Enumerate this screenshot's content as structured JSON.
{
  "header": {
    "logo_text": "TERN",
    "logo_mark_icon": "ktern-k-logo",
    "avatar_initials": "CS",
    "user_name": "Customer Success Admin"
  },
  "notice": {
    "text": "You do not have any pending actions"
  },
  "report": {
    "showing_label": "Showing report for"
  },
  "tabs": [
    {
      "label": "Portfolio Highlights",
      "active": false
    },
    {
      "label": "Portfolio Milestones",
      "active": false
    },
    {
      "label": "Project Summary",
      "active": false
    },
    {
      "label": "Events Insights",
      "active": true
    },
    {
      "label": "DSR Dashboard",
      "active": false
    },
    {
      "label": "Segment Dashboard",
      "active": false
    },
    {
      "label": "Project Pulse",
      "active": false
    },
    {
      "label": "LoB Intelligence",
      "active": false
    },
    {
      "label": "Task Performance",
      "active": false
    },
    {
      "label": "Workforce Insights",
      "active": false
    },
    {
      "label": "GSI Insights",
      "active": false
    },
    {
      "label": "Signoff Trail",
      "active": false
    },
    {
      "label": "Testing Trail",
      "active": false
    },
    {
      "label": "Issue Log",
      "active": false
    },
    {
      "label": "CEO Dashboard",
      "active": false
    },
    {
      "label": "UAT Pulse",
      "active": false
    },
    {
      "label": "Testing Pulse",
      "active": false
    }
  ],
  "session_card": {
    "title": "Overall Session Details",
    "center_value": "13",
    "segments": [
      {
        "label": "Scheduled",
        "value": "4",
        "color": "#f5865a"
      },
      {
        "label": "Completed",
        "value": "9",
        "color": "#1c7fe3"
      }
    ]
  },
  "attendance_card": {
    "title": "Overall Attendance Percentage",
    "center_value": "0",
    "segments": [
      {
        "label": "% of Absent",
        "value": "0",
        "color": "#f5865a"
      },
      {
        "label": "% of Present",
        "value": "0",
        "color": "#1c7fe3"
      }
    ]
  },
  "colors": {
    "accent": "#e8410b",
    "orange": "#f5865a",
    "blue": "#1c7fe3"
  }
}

==============================

> [Set problem] Read the data above. Pull out each line in which the string "title" appears.

> [Result for this task]
    "title": "Overall Session Details",
    "title": "Overall Attendance Percentage",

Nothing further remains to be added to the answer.